**The request**
Search the data below for the word "check" and copy each line that holds it.

**Data for this exercise**

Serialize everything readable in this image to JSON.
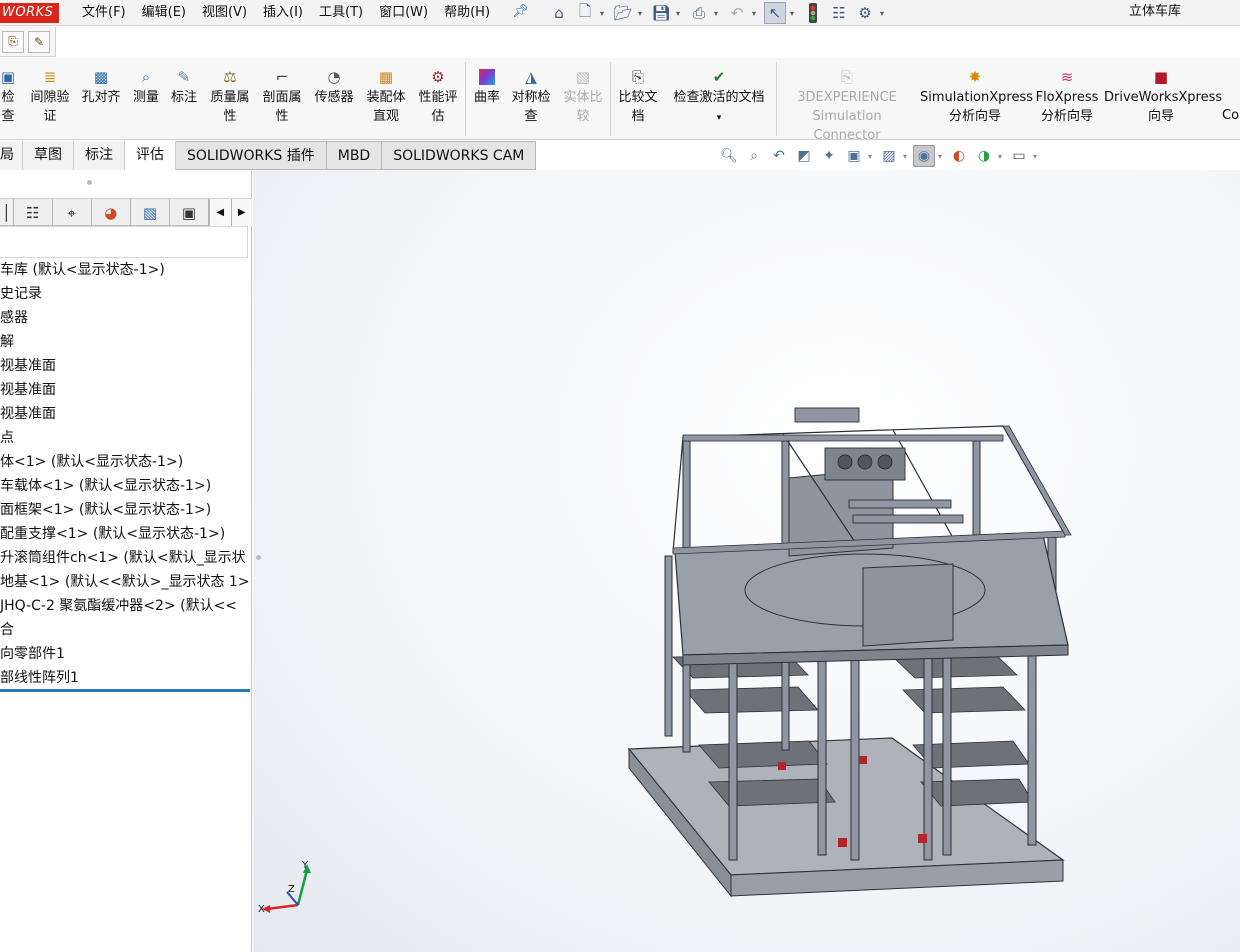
{
  "app": {
    "logo_text": "WORKS",
    "document_title": "立体车库",
    "menu": [
      "文件(F)",
      "编辑(E)",
      "视图(V)",
      "插入(I)",
      "工具(T)",
      "窗口(W)",
      "帮助(H)"
    ]
  },
  "ribbon": {
    "buttons": [
      {
        "line1": "检",
        "line2": "查",
        "icon": "interference-check-icon"
      },
      {
        "line1": "间隙验",
        "line2": "证",
        "icon": "clearance-verification-icon"
      },
      {
        "line1": "孔对齐",
        "line2": "",
        "icon": "hole-alignment-icon"
      },
      {
        "line1": "测量",
        "line2": "",
        "icon": "measure-icon"
      },
      {
        "line1": "标注",
        "line2": "",
        "icon": "markup-icon"
      },
      {
        "line1": "质量属",
        "line2": "性",
        "icon": "mass-properties-icon"
      },
      {
        "line1": "剖面属",
        "line2": "性",
        "icon": "section-properties-icon"
      },
      {
        "line1": "传感器",
        "line2": "",
        "icon": "sensor-icon"
      },
      {
        "line1": "装配体",
        "line2": "直观",
        "icon": "assembly-visualization-icon"
      },
      {
        "line1": "性能评",
        "line2": "估",
        "icon": "performance-evaluation-icon"
      },
      {
        "line1": "曲率",
        "line2": "",
        "icon": "curvature-icon"
      },
      {
        "line1": "对称检",
        "line2": "查",
        "icon": "symmetry-check-icon"
      },
      {
        "line1": "实体比",
        "line2": "较",
        "icon": "compare-bodies-icon"
      },
      {
        "line1": "比较文",
        "line2": "档",
        "icon": "compare-documents-icon"
      },
      {
        "line1": "检查激活的文档",
        "line2": "",
        "icon": "check-active-document-icon"
      },
      {
        "line1": "3DEXPERIENCE",
        "line2": "Simulation Connector",
        "icon": "3dexperience-icon"
      },
      {
        "line1": "SimulationXpress",
        "line2": "分析向导",
        "icon": "simulationxpress-icon"
      },
      {
        "line1": "FloXpress",
        "line2": "分析向导",
        "icon": "floxpress-icon"
      },
      {
        "line1": "DriveWorksXpress",
        "line2": "向导",
        "icon": "driveworksxpress-icon"
      },
      {
        "line1": "Co",
        "line2": "",
        "icon": "costing-icon"
      }
    ]
  },
  "tabs": [
    "局",
    "草图",
    "标注",
    "评估",
    "SOLIDWORKS 插件",
    "MBD",
    "SOLIDWORKS CAM"
  ],
  "active_tab": "评估",
  "feature_tree": [
    "车库  (默认<显示状态-1>)",
    "史记录",
    "感器",
    "解",
    "视基准面",
    "视基准面",
    "视基准面",
    "点",
    "体<1> (默认<显示状态-1>)",
    "车载体<1> (默认<显示状态-1>)",
    "面框架<1> (默认<显示状态-1>)",
    "配重支撑<1> (默认<显示状态-1>)",
    "升滚筒组件ch<1> (默认<默认_显示状",
    "地基<1> (默认<<默认>_显示状态 1>",
    "JHQ-C-2 聚氨酯缓冲器<2> (默认<<",
    "合",
    "向零部件1",
    "部线性阵列1"
  ],
  "triad": {
    "x": "X",
    "y": "Y",
    "z": "Z"
  },
  "colors": {
    "accent": "#2b78b7",
    "logo": "#d9261c",
    "frame": "#8c94a0",
    "base": "#a9adb6"
  }
}
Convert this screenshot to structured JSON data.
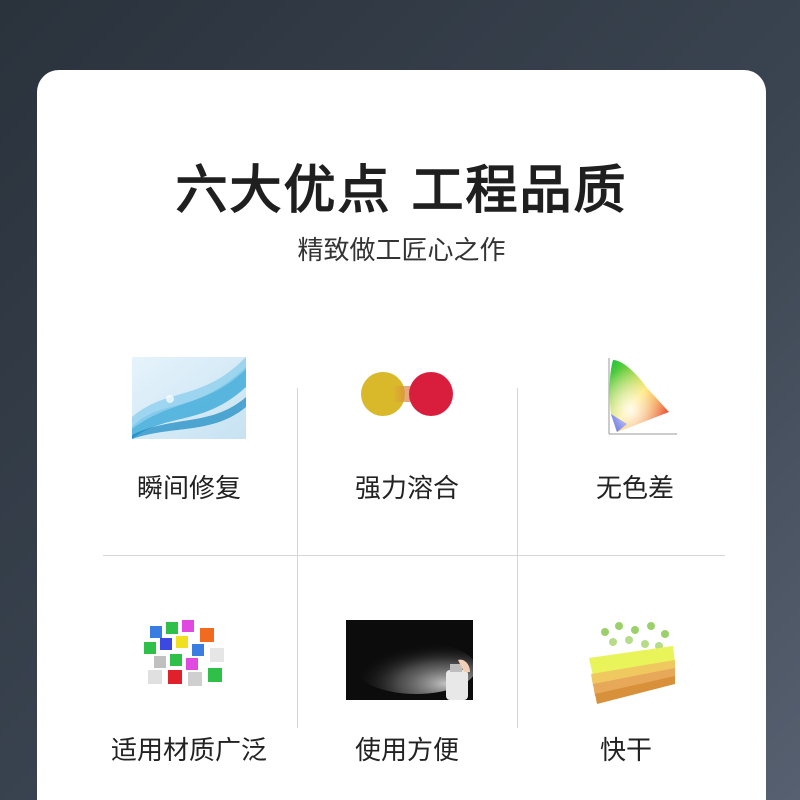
{
  "header": {
    "title": "六大优点  工程品质",
    "subtitle": "精致做工匠心之作"
  },
  "features": [
    {
      "label": "瞬间修复",
      "icon": "wave-image-icon"
    },
    {
      "label": "强力溶合",
      "icon": "merge-circles-icon"
    },
    {
      "label": "无色差",
      "icon": "color-gamut-icon"
    },
    {
      "label": "适用材质广泛",
      "icon": "color-cubes-icon"
    },
    {
      "label": "使用方便",
      "icon": "spray-can-icon"
    },
    {
      "label": "快干",
      "icon": "drying-layers-icon"
    }
  ],
  "colors": {
    "background": "#2f3944",
    "card": "#ffffff",
    "divider": "#d6d6d6",
    "yellow_circle": "#d9b82a",
    "red_circle": "#d81e3c"
  }
}
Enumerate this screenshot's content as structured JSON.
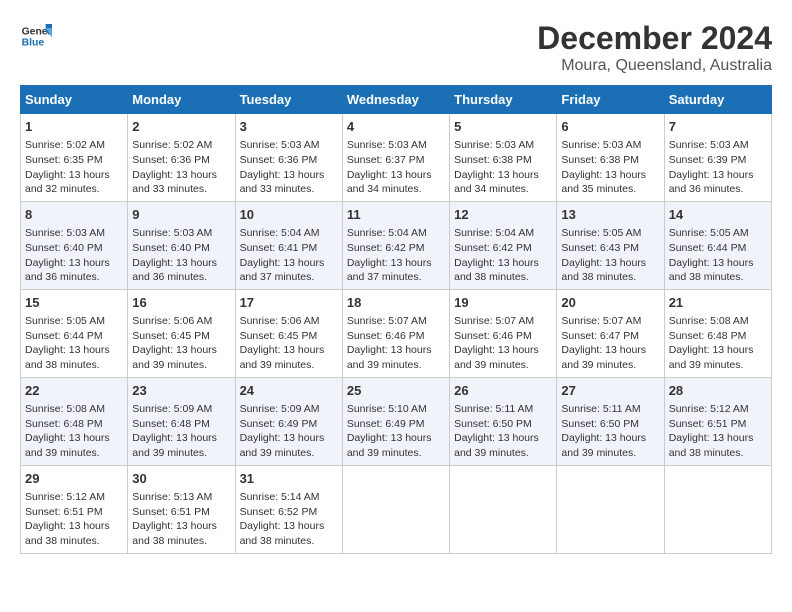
{
  "logo": {
    "line1": "General",
    "line2": "Blue"
  },
  "title": "December 2024",
  "subtitle": "Moura, Queensland, Australia",
  "headers": [
    "Sunday",
    "Monday",
    "Tuesday",
    "Wednesday",
    "Thursday",
    "Friday",
    "Saturday"
  ],
  "weeks": [
    [
      {
        "day": "1",
        "sunrise": "5:02 AM",
        "sunset": "6:35 PM",
        "daylight": "13 hours and 32 minutes."
      },
      {
        "day": "2",
        "sunrise": "5:02 AM",
        "sunset": "6:36 PM",
        "daylight": "13 hours and 33 minutes."
      },
      {
        "day": "3",
        "sunrise": "5:03 AM",
        "sunset": "6:36 PM",
        "daylight": "13 hours and 33 minutes."
      },
      {
        "day": "4",
        "sunrise": "5:03 AM",
        "sunset": "6:37 PM",
        "daylight": "13 hours and 34 minutes."
      },
      {
        "day": "5",
        "sunrise": "5:03 AM",
        "sunset": "6:38 PM",
        "daylight": "13 hours and 34 minutes."
      },
      {
        "day": "6",
        "sunrise": "5:03 AM",
        "sunset": "6:38 PM",
        "daylight": "13 hours and 35 minutes."
      },
      {
        "day": "7",
        "sunrise": "5:03 AM",
        "sunset": "6:39 PM",
        "daylight": "13 hours and 36 minutes."
      }
    ],
    [
      {
        "day": "8",
        "sunrise": "5:03 AM",
        "sunset": "6:40 PM",
        "daylight": "13 hours and 36 minutes."
      },
      {
        "day": "9",
        "sunrise": "5:03 AM",
        "sunset": "6:40 PM",
        "daylight": "13 hours and 36 minutes."
      },
      {
        "day": "10",
        "sunrise": "5:04 AM",
        "sunset": "6:41 PM",
        "daylight": "13 hours and 37 minutes."
      },
      {
        "day": "11",
        "sunrise": "5:04 AM",
        "sunset": "6:42 PM",
        "daylight": "13 hours and 37 minutes."
      },
      {
        "day": "12",
        "sunrise": "5:04 AM",
        "sunset": "6:42 PM",
        "daylight": "13 hours and 38 minutes."
      },
      {
        "day": "13",
        "sunrise": "5:05 AM",
        "sunset": "6:43 PM",
        "daylight": "13 hours and 38 minutes."
      },
      {
        "day": "14",
        "sunrise": "5:05 AM",
        "sunset": "6:44 PM",
        "daylight": "13 hours and 38 minutes."
      }
    ],
    [
      {
        "day": "15",
        "sunrise": "5:05 AM",
        "sunset": "6:44 PM",
        "daylight": "13 hours and 38 minutes."
      },
      {
        "day": "16",
        "sunrise": "5:06 AM",
        "sunset": "6:45 PM",
        "daylight": "13 hours and 39 minutes."
      },
      {
        "day": "17",
        "sunrise": "5:06 AM",
        "sunset": "6:45 PM",
        "daylight": "13 hours and 39 minutes."
      },
      {
        "day": "18",
        "sunrise": "5:07 AM",
        "sunset": "6:46 PM",
        "daylight": "13 hours and 39 minutes."
      },
      {
        "day": "19",
        "sunrise": "5:07 AM",
        "sunset": "6:46 PM",
        "daylight": "13 hours and 39 minutes."
      },
      {
        "day": "20",
        "sunrise": "5:07 AM",
        "sunset": "6:47 PM",
        "daylight": "13 hours and 39 minutes."
      },
      {
        "day": "21",
        "sunrise": "5:08 AM",
        "sunset": "6:48 PM",
        "daylight": "13 hours and 39 minutes."
      }
    ],
    [
      {
        "day": "22",
        "sunrise": "5:08 AM",
        "sunset": "6:48 PM",
        "daylight": "13 hours and 39 minutes."
      },
      {
        "day": "23",
        "sunrise": "5:09 AM",
        "sunset": "6:48 PM",
        "daylight": "13 hours and 39 minutes."
      },
      {
        "day": "24",
        "sunrise": "5:09 AM",
        "sunset": "6:49 PM",
        "daylight": "13 hours and 39 minutes."
      },
      {
        "day": "25",
        "sunrise": "5:10 AM",
        "sunset": "6:49 PM",
        "daylight": "13 hours and 39 minutes."
      },
      {
        "day": "26",
        "sunrise": "5:11 AM",
        "sunset": "6:50 PM",
        "daylight": "13 hours and 39 minutes."
      },
      {
        "day": "27",
        "sunrise": "5:11 AM",
        "sunset": "6:50 PM",
        "daylight": "13 hours and 39 minutes."
      },
      {
        "day": "28",
        "sunrise": "5:12 AM",
        "sunset": "6:51 PM",
        "daylight": "13 hours and 38 minutes."
      }
    ],
    [
      {
        "day": "29",
        "sunrise": "5:12 AM",
        "sunset": "6:51 PM",
        "daylight": "13 hours and 38 minutes."
      },
      {
        "day": "30",
        "sunrise": "5:13 AM",
        "sunset": "6:51 PM",
        "daylight": "13 hours and 38 minutes."
      },
      {
        "day": "31",
        "sunrise": "5:14 AM",
        "sunset": "6:52 PM",
        "daylight": "13 hours and 38 minutes."
      },
      null,
      null,
      null,
      null
    ]
  ],
  "labels": {
    "sunrise": "Sunrise:",
    "sunset": "Sunset:",
    "daylight": "Daylight:"
  }
}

**Solved problem**
        "icon": "interference-check-icon"
        "icon": "symmetry-check-icon"
        "icon": "check-active-document-icon"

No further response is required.